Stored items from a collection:
[Start]

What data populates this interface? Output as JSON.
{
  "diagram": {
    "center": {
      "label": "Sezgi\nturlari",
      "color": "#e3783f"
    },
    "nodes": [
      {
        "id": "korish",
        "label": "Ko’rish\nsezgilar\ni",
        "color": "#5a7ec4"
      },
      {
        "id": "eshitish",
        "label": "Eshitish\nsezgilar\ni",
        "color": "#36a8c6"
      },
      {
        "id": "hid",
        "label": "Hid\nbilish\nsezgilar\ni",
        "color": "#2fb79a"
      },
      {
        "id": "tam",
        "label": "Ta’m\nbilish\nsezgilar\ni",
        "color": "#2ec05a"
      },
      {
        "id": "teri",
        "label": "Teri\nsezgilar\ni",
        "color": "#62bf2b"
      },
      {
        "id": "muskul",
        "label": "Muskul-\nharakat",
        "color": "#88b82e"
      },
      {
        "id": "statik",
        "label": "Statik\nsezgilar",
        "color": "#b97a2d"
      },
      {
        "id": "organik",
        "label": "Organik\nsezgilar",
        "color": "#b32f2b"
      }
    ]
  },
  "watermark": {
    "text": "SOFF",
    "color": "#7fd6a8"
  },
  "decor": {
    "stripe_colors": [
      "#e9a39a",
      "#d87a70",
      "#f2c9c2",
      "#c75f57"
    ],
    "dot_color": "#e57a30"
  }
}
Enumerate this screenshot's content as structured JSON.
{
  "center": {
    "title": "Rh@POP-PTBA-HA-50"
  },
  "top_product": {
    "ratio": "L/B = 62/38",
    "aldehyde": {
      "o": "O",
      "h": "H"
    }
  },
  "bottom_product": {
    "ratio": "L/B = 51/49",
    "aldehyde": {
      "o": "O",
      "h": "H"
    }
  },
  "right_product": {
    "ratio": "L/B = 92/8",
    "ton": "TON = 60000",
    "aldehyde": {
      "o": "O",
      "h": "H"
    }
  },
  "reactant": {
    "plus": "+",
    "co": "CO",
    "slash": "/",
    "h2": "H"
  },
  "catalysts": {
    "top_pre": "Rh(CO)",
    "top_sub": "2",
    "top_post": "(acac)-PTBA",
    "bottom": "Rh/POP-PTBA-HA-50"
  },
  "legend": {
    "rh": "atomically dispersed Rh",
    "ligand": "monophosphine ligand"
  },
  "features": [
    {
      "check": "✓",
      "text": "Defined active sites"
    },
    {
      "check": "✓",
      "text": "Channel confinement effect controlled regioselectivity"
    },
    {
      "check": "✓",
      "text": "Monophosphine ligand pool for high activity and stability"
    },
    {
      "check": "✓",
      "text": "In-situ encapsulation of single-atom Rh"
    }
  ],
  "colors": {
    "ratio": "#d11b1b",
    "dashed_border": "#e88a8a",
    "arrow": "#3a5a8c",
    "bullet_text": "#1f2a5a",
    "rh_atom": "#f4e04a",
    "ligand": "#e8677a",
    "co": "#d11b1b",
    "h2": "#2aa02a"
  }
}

[End]

• GIVEN EXERCISE
Copy the entries above exactly, leaving none out.

• REPLY TO THE TASK
What data populates this interface? Output as JSON.
{
  "diagram": {
    "center": {
      "label": "Sezgi\nturlari",
      "color": "#e3783f"
    },
    "nodes": [
      {
        "id": "korish",
        "label": "Ko’rish\nsezgilar\ni",
        "color": "#5a7ec4"
      },
      {
        "id": "eshitish",
        "label": "Eshitish\nsezgilar\ni",
        "color": "#36a8c6"
      },
      {
        "id": "hid",
        "label": "Hid\nbilish\nsezgilar\ni",
        "color": "#2fb79a"
      },
      {
        "id": "tam",
        "label": "Ta’m\nbilish\nsezgilar\ni",
        "color": "#2ec05a"
      },
      {
        "id": "teri",
        "label": "Teri\nsezgilar\ni",
        "color": "#62bf2b"
      },
      {
        "id": "muskul",
        "label": "Muskul-\nharakat",
        "color": "#88b82e"
      },
      {
        "id": "statik",
        "label": "Statik\nsezgilar",
        "color": "#b97a2d"
      },
      {
        "id": "organik",
        "label": "Organik\nsezgilar",
        "color": "#b32f2b"
      }
    ]
  },
  "watermark": {
    "text": "SOFF",
    "color": "#7fd6a8"
  },
  "decor": {
    "stripe_colors": [
      "#e9a39a",
      "#d87a70",
      "#f2c9c2",
      "#c75f57"
    ],
    "dot_color": "#e57a30"
  }
}
Enumerate this screenshot's content as structured JSON.
{
  "center": {
    "title": "Rh@POP-PTBA-HA-50"
  },
  "top_product": {
    "ratio": "L/B = 62/38",
    "aldehyde": {
      "o": "O",
      "h": "H"
    }
  },
  "bottom_product": {
    "ratio": "L/B = 51/49",
    "aldehyde": {
      "o": "O",
      "h": "H"
    }
  },
  "right_product": {
    "ratio": "L/B = 92/8",
    "ton": "TON = 60000",
    "aldehyde": {
      "o": "O",
      "h": "H"
    }
  },
  "reactant": {
    "plus": "+",
    "co": "CO",
    "slash": "/",
    "h2": "H"
  },
  "catalysts": {
    "top_pre": "Rh(CO)",
    "top_sub": "2",
    "top_post": "(acac)-PTBA",
    "bottom": "Rh/POP-PTBA-HA-50"
  },
  "legend": {
    "rh": "atomically dispersed Rh",
    "ligand": "monophosphine ligand"
  },
  "features": [
    {
      "check": "✓",
      "text": "Defined active sites"
    },
    {
      "check": "✓",
      "text": "Channel confinement effect controlled regioselectivity"
    },
    {
      "check": "✓",
      "text": "Monophosphine ligand pool for high activity and stability"
    },
    {
      "check": "✓",
      "text": "In-situ encapsulation of single-atom Rh"
    }
  ],
  "colors": {
    "ratio": "#d11b1b",
    "dashed_border": "#e88a8a",
    "arrow": "#3a5a8c",
    "bullet_text": "#1f2a5a",
    "rh_atom": "#f4e04a",
    "ligand": "#e8677a",
    "co": "#d11b1b",
    "h2": "#2aa02a"
  }
}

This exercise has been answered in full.